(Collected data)
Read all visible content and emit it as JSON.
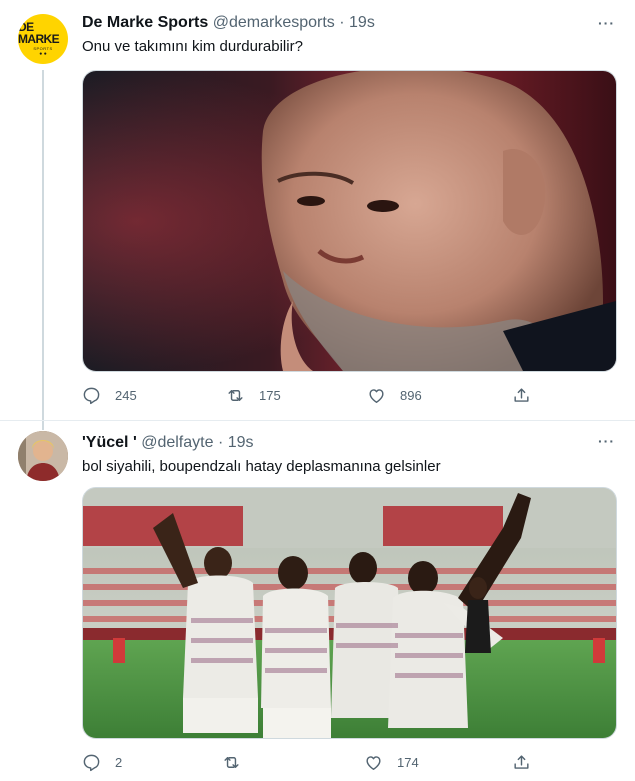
{
  "tweets": [
    {
      "author": "De Marke Sports",
      "handle": "@demarkesports",
      "separator": "·",
      "time": "19s",
      "text": "Onu ve takımını kim durdurabilir?",
      "avatar_logo": {
        "main": "DE MARKE",
        "sub": "SPORTS",
        "dots": "● ●"
      },
      "replies": "245",
      "retweets": "175",
      "likes": "896"
    },
    {
      "author": "'Yücel '",
      "handle": "@delfayte",
      "separator": "·",
      "time": "19s",
      "text": "bol siyahili, boupendzalı hatay deplasmanına gelsinler",
      "replies": "2",
      "retweets": "",
      "likes": "174"
    }
  ],
  "more_icon": "···",
  "colors": {
    "secondary_text": "#536471",
    "thread_line": "#cfd9de",
    "brand_yellow": "#ffd400"
  },
  "icons": [
    "reply-icon",
    "retweet-icon",
    "like-icon",
    "share-icon",
    "more-icon"
  ]
}
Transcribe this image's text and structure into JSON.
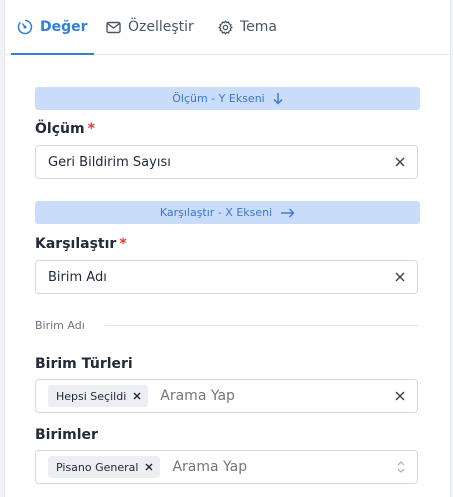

# WHAT IS NEEDED
Reproduce the material in full, word for word, and omit the pictures.

# FINISHED EXERCISE
Read all visible content and emit it as JSON.
{
  "tweets": [
    {
      "author": "De Marke Sports",
      "handle": "@demarkesports",
      "separator": "·",
      "time": "19s",
      "text": "Onu ve takımını kim durdurabilir?",
      "avatar_logo": {
        "main": "DE MARKE",
        "sub": "SPORTS",
        "dots": "● ●"
      },
      "replies": "245",
      "retweets": "175",
      "likes": "896"
    },
    {
      "author": "'Yücel '",
      "handle": "@delfayte",
      "separator": "·",
      "time": "19s",
      "text": "bol siyahili, boupendzalı hatay deplasmanına gelsinler",
      "replies": "2",
      "retweets": "",
      "likes": "174"
    }
  ],
  "more_icon": "···",
  "colors": {
    "secondary_text": "#536471",
    "thread_line": "#cfd9de",
    "brand_yellow": "#ffd400"
  },
  "icons": [
    "reply-icon",
    "retweet-icon",
    "like-icon",
    "share-icon",
    "more-icon"
  ]
}
Transcribe this image's text and structure into JSON.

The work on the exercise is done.